### [Exercise text]
══════════

State set to boost hot-car cau­tions

Panel meets af­ter boy, 5, dies in van

Northwest Arkansas Democrat-Gazette - - NORTHWEST ARKANSAS - BRIAN FANNEY

State reg­u­la­tors are crack­ing down on vi­o­la­tors of child care laws fol­low­ing the death of a child at a fa­cil­ity run by a state law­maker’s com­pany.

State em­ploy­ees will ob­serve the load­ing and un­load­ing of chil­dren at ev­ery fa­cil­ity that of­fers trans­porta­tion, David Griffin, as­so­ciate di­rec­tor of the Li­cens­ing and Qual­ity Ac­cred­i­ta­tion Unit in the Divi­sion of Child Care and Early Child­hood Education, told a leg­isla­tive panel Mon­day.

If the state in­spec­tors — who make three unan­nounced vis­its to child care fa­cil­i­ties an­nu­ally — miss the act of trans­porta­tion, they will make an­other visit, Griffin told the Joint Per­for­mance Re­view com­mit­tee at the Capi­tol.

══════════

(Document layout analysis data)

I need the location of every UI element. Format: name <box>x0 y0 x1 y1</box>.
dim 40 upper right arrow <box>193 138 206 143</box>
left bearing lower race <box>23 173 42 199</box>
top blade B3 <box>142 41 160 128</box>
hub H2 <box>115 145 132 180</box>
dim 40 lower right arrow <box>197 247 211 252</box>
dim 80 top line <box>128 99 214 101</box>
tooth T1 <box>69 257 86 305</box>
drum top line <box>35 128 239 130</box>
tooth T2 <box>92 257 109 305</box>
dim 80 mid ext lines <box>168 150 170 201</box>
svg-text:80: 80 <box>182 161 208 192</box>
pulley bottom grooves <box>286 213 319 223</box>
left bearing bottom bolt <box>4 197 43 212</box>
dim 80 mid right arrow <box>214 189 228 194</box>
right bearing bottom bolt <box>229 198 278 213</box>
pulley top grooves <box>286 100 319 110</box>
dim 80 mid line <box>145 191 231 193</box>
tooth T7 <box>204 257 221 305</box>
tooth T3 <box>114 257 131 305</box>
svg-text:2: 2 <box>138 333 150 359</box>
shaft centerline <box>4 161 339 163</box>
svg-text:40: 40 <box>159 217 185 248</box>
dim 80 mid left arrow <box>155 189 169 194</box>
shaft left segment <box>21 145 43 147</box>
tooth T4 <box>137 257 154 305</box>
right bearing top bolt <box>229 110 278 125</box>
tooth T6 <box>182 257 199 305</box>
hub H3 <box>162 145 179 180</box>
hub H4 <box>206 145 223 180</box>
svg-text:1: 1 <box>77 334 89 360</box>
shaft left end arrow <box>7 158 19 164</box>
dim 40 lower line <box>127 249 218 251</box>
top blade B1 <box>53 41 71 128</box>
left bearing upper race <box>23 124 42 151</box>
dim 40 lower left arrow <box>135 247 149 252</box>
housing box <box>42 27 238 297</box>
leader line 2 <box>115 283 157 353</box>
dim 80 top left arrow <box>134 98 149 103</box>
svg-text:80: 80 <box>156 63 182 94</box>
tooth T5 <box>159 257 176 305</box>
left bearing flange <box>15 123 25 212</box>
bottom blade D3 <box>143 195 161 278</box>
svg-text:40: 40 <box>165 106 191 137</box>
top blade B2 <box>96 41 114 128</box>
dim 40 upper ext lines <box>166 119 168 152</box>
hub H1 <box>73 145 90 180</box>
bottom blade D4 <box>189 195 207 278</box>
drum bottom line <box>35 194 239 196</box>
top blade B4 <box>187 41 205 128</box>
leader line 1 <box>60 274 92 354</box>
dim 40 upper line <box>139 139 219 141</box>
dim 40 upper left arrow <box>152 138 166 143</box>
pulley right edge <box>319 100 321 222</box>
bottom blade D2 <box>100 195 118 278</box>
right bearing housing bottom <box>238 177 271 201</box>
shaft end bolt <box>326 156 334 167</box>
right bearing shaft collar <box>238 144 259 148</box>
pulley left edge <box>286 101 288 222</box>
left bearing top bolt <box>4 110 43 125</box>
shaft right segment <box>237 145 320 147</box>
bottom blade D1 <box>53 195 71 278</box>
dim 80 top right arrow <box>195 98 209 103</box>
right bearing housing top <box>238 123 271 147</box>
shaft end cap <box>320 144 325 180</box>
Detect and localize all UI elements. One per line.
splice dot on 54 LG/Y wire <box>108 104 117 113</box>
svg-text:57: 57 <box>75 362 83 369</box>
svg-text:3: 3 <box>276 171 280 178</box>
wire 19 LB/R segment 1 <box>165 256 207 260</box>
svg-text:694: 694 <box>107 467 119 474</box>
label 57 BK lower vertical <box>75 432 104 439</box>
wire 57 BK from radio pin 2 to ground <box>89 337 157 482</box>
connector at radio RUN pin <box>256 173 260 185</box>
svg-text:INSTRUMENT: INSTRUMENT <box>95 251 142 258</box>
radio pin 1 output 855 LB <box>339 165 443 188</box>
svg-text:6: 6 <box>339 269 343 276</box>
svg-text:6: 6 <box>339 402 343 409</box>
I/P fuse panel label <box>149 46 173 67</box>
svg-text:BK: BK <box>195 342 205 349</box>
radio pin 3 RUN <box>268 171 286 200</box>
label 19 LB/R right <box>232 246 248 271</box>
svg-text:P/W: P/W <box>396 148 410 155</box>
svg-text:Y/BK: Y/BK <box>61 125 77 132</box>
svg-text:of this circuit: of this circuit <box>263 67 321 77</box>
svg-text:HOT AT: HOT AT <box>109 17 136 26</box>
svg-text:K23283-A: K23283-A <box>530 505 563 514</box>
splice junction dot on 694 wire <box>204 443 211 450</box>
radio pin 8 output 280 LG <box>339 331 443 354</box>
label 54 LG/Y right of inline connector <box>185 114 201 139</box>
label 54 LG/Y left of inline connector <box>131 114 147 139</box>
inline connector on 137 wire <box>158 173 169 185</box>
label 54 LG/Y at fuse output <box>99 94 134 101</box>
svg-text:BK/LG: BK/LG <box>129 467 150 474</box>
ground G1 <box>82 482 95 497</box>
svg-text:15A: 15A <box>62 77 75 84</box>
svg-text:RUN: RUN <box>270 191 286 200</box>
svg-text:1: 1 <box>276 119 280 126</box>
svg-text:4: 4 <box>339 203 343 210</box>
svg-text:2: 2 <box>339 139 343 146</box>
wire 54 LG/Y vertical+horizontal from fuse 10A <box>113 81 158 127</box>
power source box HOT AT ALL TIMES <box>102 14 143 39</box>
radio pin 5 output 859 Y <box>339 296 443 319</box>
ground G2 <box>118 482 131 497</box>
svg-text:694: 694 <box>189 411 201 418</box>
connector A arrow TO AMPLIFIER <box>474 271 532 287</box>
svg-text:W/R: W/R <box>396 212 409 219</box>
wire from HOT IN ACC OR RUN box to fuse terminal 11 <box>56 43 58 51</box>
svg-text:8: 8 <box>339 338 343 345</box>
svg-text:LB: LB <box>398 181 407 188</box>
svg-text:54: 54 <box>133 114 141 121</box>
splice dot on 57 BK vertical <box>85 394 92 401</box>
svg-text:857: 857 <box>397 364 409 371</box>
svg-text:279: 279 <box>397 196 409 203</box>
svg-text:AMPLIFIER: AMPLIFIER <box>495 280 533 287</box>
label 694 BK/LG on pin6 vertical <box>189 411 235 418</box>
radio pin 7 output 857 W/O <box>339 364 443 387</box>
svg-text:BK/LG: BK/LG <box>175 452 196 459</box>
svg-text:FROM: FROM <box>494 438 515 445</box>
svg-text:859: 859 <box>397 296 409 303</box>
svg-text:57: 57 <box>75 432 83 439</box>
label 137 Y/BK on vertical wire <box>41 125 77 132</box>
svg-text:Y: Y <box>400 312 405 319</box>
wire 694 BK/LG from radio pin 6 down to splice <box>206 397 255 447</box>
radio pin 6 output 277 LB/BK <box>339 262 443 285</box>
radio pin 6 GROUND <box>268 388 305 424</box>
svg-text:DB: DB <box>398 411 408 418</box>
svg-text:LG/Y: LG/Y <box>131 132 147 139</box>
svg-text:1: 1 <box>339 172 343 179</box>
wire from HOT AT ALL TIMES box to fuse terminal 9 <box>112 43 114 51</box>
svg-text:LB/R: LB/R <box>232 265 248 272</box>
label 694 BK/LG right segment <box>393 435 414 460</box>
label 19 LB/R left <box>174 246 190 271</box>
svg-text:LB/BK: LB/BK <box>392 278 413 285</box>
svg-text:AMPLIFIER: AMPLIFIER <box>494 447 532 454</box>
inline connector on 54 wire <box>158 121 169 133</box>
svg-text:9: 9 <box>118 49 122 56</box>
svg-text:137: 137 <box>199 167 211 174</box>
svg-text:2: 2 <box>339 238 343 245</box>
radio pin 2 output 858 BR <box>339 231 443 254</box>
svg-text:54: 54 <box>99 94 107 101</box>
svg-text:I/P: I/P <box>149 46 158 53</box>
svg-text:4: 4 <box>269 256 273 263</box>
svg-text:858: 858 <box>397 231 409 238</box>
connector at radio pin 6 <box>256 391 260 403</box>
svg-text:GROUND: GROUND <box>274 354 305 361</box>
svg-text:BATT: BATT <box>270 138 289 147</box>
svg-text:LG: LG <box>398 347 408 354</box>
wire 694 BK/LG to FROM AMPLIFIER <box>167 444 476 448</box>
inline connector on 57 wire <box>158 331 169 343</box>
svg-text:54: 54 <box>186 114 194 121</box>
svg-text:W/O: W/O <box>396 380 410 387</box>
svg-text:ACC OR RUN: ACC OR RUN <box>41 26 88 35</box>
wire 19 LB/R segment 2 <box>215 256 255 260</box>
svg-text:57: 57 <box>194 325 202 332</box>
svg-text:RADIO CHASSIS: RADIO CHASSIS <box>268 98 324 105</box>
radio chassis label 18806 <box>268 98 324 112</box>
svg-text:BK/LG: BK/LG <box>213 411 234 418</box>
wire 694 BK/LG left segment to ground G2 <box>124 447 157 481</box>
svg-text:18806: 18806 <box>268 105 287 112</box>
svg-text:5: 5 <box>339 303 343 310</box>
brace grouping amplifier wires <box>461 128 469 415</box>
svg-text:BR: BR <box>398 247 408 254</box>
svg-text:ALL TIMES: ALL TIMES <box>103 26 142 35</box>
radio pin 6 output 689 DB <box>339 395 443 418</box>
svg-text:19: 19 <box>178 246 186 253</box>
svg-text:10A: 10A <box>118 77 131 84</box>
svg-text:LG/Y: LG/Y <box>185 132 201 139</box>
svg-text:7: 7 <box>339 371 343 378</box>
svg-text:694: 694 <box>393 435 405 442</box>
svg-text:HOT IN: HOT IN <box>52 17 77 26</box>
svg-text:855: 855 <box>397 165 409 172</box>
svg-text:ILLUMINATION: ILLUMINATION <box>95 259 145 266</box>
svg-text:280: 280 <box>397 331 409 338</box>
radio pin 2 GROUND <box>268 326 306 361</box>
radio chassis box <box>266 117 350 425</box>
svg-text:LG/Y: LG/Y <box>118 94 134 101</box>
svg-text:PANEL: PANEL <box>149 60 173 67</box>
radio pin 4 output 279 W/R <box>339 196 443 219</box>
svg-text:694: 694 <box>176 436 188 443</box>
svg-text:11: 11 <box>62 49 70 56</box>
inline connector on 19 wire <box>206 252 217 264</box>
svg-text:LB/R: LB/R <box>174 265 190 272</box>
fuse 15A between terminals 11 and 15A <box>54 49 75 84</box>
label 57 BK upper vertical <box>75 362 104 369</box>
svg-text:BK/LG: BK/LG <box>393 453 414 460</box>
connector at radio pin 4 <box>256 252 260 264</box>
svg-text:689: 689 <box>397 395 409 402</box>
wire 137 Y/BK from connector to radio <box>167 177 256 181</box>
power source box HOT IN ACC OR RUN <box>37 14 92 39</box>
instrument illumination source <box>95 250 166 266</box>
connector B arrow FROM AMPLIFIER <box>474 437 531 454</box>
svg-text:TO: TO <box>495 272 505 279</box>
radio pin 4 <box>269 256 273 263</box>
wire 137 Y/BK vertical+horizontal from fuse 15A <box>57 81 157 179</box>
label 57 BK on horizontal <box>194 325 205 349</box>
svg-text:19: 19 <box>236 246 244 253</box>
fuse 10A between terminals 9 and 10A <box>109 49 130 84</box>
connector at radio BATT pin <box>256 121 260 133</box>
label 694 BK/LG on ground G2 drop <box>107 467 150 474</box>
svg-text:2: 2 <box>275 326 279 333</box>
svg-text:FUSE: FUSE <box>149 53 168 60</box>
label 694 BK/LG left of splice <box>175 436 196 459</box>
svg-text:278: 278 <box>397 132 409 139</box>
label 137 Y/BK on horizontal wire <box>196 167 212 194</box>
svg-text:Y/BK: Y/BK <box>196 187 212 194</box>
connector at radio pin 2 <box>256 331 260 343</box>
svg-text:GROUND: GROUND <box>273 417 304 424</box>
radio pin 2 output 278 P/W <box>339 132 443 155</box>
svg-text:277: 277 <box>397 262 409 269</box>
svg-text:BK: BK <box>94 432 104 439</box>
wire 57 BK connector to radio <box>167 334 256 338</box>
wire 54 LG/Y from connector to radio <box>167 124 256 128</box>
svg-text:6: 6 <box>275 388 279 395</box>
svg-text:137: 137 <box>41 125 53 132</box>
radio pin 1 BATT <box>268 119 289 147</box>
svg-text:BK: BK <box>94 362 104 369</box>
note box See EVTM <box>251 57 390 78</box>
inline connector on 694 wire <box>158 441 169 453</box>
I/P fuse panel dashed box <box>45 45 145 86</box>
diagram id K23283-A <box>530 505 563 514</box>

══════════

### [Prompt A]
Answer these questions using the news article on hot-car cautions:
(i) How old was the boy who died in a van?
(ii) How many unannounced visits do state inspectors make to child care facilities each year?
(iii) Which committee did David Griffin speak to at the Capitol?
### [Prompt B]
Continue the news article on hot-car cautions from the point where it stops.

### [Expected answer A]
(i) 5
(ii) Three
(iii) The Joint Performance Review committee

### [Expected answer B]
Like­wise, Tonya Wil­liams, di­rec­tor of the Divi­sion of Child Care and Early Child­hood Education, told law­mak­ers that her agency would be pay­ing close at­ten­tion to alarm sys­tems de­signed to pre­vent chil­dren from be­ing left in a van.

A law passed in 2005 in the wake of an­other child’s death re­quired but­tons be placed in the back of child care vans. The idea is that a child care worker would need to walk to the back of the van — check­ing all of the seats — to press the but­ton and de­ac­ti­vate the alarm.

“They’re re­quired to walk through it,” Griffin said. “We’ve had cases re­ported, and we’ve dealt with those, where a van driver would ask a child at the back of van to turn the alarm off. That’s not al­lowed. We’ve had cases where they’ve tried to stand on the back bumper of the van and reach through and turn it off.”

In re­sponse to a ques­tion from Sen. Missy Irvin, R- Moun­tain View, Griffin said some child care cen­ters have had “dis­abled” sys­tems, though he said it’s hard to say whether that was an in­ten­tional act or a break­down.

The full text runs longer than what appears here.